_TASK OBJECTIVE_
Transcribe the data in full and exactly, omitting any pictures.

_DATA LINES_
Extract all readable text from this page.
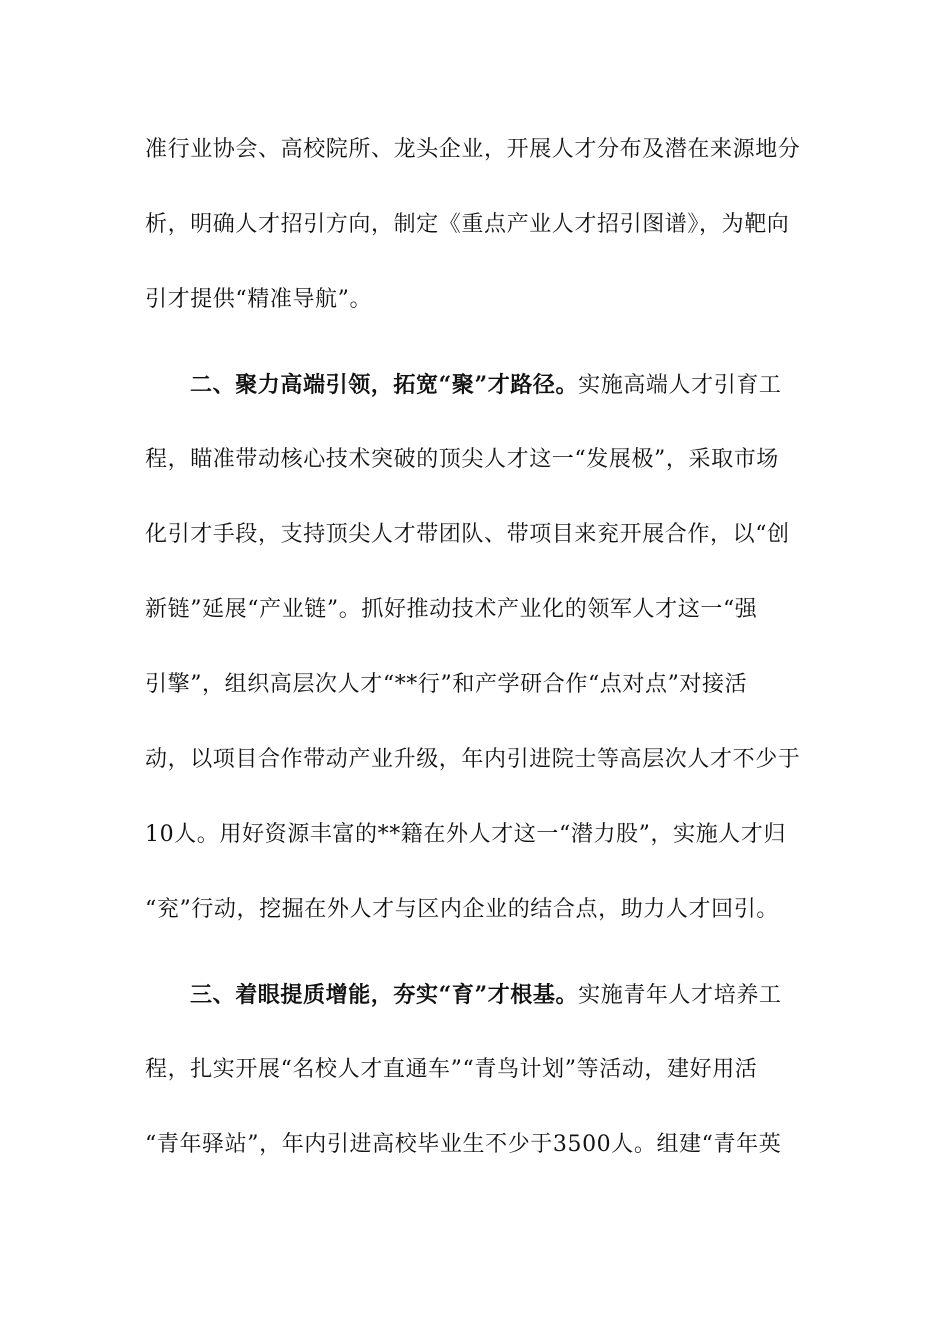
准行业协会、高校院所、龙头企业，开展人才分布及潜在来源地分
析，明确人才招引方向，制定《重点产业人才招引图谱》，为靶向
引才提供“精准导航”。
二、聚力高端引领，拓宽“聚”才路径。实施高端人才引育工
程，瞄准带动核心技术突破的顶尖人才这一“发展极”，采取市场
化引才手段，支持顶尖人才带团队、带项目来兖开展合作，以“创
新链”延展“产业链”。抓好推动技术产业化的领军人才这一“强
引擎”，组织高层次人才“**行”和产学研合作“点对点”对接活
动，以项目合作带动产业升级，年内引进院士等高层次人才不少于
10人。用好资源丰富的**籍在外人才这一“潜力股”，实施人才归
“兖”行动，挖掘在外人才与区内企业的结合点，助力人才回引。
三、着眼提质增能，夯实“育”才根基。实施青年人才培养工
程，扎实开展“名校人才直通车”“青鸟计划”等活动，建好用活
“青年驿站”，年内引进高校毕业生不少于3500人。组建“青年英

_CORRECT OUTPUT_
Extract all readable text from this page.
准行业协会、高校院所、龙头企业，开展人才分布及潜在来源地分
析，明确人才招引方向，制定《重点产业人才招引图谱》，为靶向
引才提供“精准导航”。
二、聚力高端引领，拓宽“聚”才路径。实施高端人才引育工
程，瞄准带动核心技术突破的顶尖人才这一“发展极”，采取市场
化引才手段，支持顶尖人才带团队、带项目来兖开展合作，以“创
新链”延展“产业链”。抓好推动技术产业化的领军人才这一“强
引擎”，组织高层次人才“**行”和产学研合作“点对点”对接活
动，以项目合作带动产业升级，年内引进院士等高层次人才不少于
10人。用好资源丰富的**籍在外人才这一“潜力股”，实施人才归
“兖”行动，挖掘在外人才与区内企业的结合点，助力人才回引。
三、着眼提质增能，夯实“育”才根基。实施青年人才培养工
程，扎实开展“名校人才直通车”“青鸟计划”等活动，建好用活
“青年驿站”，年内引进高校毕业生不少于3500人。组建“青年英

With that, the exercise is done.